**Stored items**

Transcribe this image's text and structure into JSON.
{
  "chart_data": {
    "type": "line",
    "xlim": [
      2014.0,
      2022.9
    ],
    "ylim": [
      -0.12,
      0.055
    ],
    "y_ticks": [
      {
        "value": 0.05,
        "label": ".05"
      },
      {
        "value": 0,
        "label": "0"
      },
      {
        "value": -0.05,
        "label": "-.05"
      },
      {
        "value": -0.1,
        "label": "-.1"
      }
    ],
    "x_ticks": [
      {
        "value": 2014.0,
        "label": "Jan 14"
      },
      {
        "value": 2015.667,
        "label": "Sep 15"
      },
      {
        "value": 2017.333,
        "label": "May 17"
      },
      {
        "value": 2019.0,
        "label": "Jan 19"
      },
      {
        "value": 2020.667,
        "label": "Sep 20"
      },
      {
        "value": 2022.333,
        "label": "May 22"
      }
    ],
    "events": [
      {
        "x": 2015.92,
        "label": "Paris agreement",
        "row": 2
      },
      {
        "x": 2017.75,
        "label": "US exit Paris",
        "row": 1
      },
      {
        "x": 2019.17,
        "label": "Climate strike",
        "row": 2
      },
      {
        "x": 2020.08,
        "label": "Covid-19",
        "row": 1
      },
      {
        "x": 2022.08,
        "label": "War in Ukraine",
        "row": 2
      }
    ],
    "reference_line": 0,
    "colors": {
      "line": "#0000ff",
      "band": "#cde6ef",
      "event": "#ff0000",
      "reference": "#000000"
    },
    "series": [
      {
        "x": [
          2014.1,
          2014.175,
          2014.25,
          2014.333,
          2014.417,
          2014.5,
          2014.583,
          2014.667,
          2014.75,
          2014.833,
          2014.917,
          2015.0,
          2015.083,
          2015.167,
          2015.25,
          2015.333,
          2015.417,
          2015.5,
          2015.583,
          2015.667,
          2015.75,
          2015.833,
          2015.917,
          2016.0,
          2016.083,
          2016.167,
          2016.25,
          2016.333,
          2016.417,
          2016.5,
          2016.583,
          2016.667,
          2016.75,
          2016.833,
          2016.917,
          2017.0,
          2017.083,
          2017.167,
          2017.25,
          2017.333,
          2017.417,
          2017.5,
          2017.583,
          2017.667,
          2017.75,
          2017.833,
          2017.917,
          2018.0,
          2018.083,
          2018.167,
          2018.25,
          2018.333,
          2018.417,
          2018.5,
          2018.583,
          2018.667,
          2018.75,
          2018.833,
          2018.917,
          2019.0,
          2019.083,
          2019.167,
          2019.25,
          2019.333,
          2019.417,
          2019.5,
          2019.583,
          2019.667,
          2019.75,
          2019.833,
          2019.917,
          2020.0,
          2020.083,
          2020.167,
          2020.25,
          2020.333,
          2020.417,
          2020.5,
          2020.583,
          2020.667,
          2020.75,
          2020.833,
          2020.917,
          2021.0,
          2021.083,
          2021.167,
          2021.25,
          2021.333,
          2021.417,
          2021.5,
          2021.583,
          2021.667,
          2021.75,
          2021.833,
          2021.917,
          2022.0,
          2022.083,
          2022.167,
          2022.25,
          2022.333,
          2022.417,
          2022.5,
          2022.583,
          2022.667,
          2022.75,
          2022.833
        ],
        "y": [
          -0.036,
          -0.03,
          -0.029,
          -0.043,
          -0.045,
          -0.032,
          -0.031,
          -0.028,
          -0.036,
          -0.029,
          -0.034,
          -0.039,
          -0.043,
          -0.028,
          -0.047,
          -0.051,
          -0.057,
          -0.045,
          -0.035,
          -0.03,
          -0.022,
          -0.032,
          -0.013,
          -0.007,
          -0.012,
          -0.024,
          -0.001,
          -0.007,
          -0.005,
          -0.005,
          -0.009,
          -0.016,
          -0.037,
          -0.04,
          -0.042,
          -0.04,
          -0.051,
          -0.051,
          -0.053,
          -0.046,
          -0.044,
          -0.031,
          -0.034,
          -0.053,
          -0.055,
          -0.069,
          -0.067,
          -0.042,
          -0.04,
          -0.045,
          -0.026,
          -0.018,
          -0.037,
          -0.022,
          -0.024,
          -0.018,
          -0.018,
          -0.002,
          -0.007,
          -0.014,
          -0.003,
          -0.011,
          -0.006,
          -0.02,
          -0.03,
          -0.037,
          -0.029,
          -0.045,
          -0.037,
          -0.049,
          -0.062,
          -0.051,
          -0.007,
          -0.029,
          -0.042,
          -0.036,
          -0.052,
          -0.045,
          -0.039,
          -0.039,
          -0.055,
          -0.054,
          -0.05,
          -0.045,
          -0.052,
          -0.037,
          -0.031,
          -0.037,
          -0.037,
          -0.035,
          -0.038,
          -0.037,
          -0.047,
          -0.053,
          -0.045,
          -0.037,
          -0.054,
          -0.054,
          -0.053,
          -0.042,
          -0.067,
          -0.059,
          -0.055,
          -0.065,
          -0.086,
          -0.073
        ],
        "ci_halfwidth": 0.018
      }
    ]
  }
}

**SET TASK**
Print every entry exactly as written.

**EXERCISE SOLUTION**
Transcribe this image's text and structure into JSON.
{
  "chart_data": {
    "type": "line",
    "xlim": [
      2014.0,
      2022.9
    ],
    "ylim": [
      -0.12,
      0.055
    ],
    "y_ticks": [
      {
        "value": 0.05,
        "label": ".05"
      },
      {
        "value": 0,
        "label": "0"
      },
      {
        "value": -0.05,
        "label": "-.05"
      },
      {
        "value": -0.1,
        "label": "-.1"
      }
    ],
    "x_ticks": [
      {
        "value": 2014.0,
        "label": "Jan 14"
      },
      {
        "value": 2015.667,
        "label": "Sep 15"
      },
      {
        "value": 2017.333,
        "label": "May 17"
      },
      {
        "value": 2019.0,
        "label": "Jan 19"
      },
      {
        "value": 2020.667,
        "label": "Sep 20"
      },
      {
        "value": 2022.333,
        "label": "May 22"
      }
    ],
    "events": [
      {
        "x": 2015.92,
        "label": "Paris agreement",
        "row": 2
      },
      {
        "x": 2017.75,
        "label": "US exit Paris",
        "row": 1
      },
      {
        "x": 2019.17,
        "label": "Climate strike",
        "row": 2
      },
      {
        "x": 2020.08,
        "label": "Covid-19",
        "row": 1
      },
      {
        "x": 2022.08,
        "label": "War in Ukraine",
        "row": 2
      }
    ],
    "reference_line": 0,
    "colors": {
      "line": "#0000ff",
      "band": "#cde6ef",
      "event": "#ff0000",
      "reference": "#000000"
    },
    "series": [
      {
        "x": [
          2014.1,
          2014.175,
          2014.25,
          2014.333,
          2014.417,
          2014.5,
          2014.583,
          2014.667,
          2014.75,
          2014.833,
          2014.917,
          2015.0,
          2015.083,
          2015.167,
          2015.25,
          2015.333,
          2015.417,
          2015.5,
          2015.583,
          2015.667,
          2015.75,
          2015.833,
          2015.917,
          2016.0,
          2016.083,
          2016.167,
          2016.25,
          2016.333,
          2016.417,
          2016.5,
          2016.583,
          2016.667,
          2016.75,
          2016.833,
          2016.917,
          2017.0,
          2017.083,
          2017.167,
          2017.25,
          2017.333,
          2017.417,
          2017.5,
          2017.583,
          2017.667,
          2017.75,
          2017.833,
          2017.917,
          2018.0,
          2018.083,
          2018.167,
          2018.25,
          2018.333,
          2018.417,
          2018.5,
          2018.583,
          2018.667,
          2018.75,
          2018.833,
          2018.917,
          2019.0,
          2019.083,
          2019.167,
          2019.25,
          2019.333,
          2019.417,
          2019.5,
          2019.583,
          2019.667,
          2019.75,
          2019.833,
          2019.917,
          2020.0,
          2020.083,
          2020.167,
          2020.25,
          2020.333,
          2020.417,
          2020.5,
          2020.583,
          2020.667,
          2020.75,
          2020.833,
          2020.917,
          2021.0,
          2021.083,
          2021.167,
          2021.25,
          2021.333,
          2021.417,
          2021.5,
          2021.583,
          2021.667,
          2021.75,
          2021.833,
          2021.917,
          2022.0,
          2022.083,
          2022.167,
          2022.25,
          2022.333,
          2022.417,
          2022.5,
          2022.583,
          2022.667,
          2022.75,
          2022.833
        ],
        "y": [
          -0.036,
          -0.03,
          -0.029,
          -0.043,
          -0.045,
          -0.032,
          -0.031,
          -0.028,
          -0.036,
          -0.029,
          -0.034,
          -0.039,
          -0.043,
          -0.028,
          -0.047,
          -0.051,
          -0.057,
          -0.045,
          -0.035,
          -0.03,
          -0.022,
          -0.032,
          -0.013,
          -0.007,
          -0.012,
          -0.024,
          -0.001,
          -0.007,
          -0.005,
          -0.005,
          -0.009,
          -0.016,
          -0.037,
          -0.04,
          -0.042,
          -0.04,
          -0.051,
          -0.051,
          -0.053,
          -0.046,
          -0.044,
          -0.031,
          -0.034,
          -0.053,
          -0.055,
          -0.069,
          -0.067,
          -0.042,
          -0.04,
          -0.045,
          -0.026,
          -0.018,
          -0.037,
          -0.022,
          -0.024,
          -0.018,
          -0.018,
          -0.002,
          -0.007,
          -0.014,
          -0.003,
          -0.011,
          -0.006,
          -0.02,
          -0.03,
          -0.037,
          -0.029,
          -0.045,
          -0.037,
          -0.049,
          -0.062,
          -0.051,
          -0.007,
          -0.029,
          -0.042,
          -0.036,
          -0.052,
          -0.045,
          -0.039,
          -0.039,
          -0.055,
          -0.054,
          -0.05,
          -0.045,
          -0.052,
          -0.037,
          -0.031,
          -0.037,
          -0.037,
          -0.035,
          -0.038,
          -0.037,
          -0.047,
          -0.053,
          -0.045,
          -0.037,
          -0.054,
          -0.054,
          -0.053,
          -0.042,
          -0.067,
          -0.059,
          -0.055,
          -0.065,
          -0.086,
          -0.073
        ],
        "ci_halfwidth": 0.018
      }
    ]
  }
}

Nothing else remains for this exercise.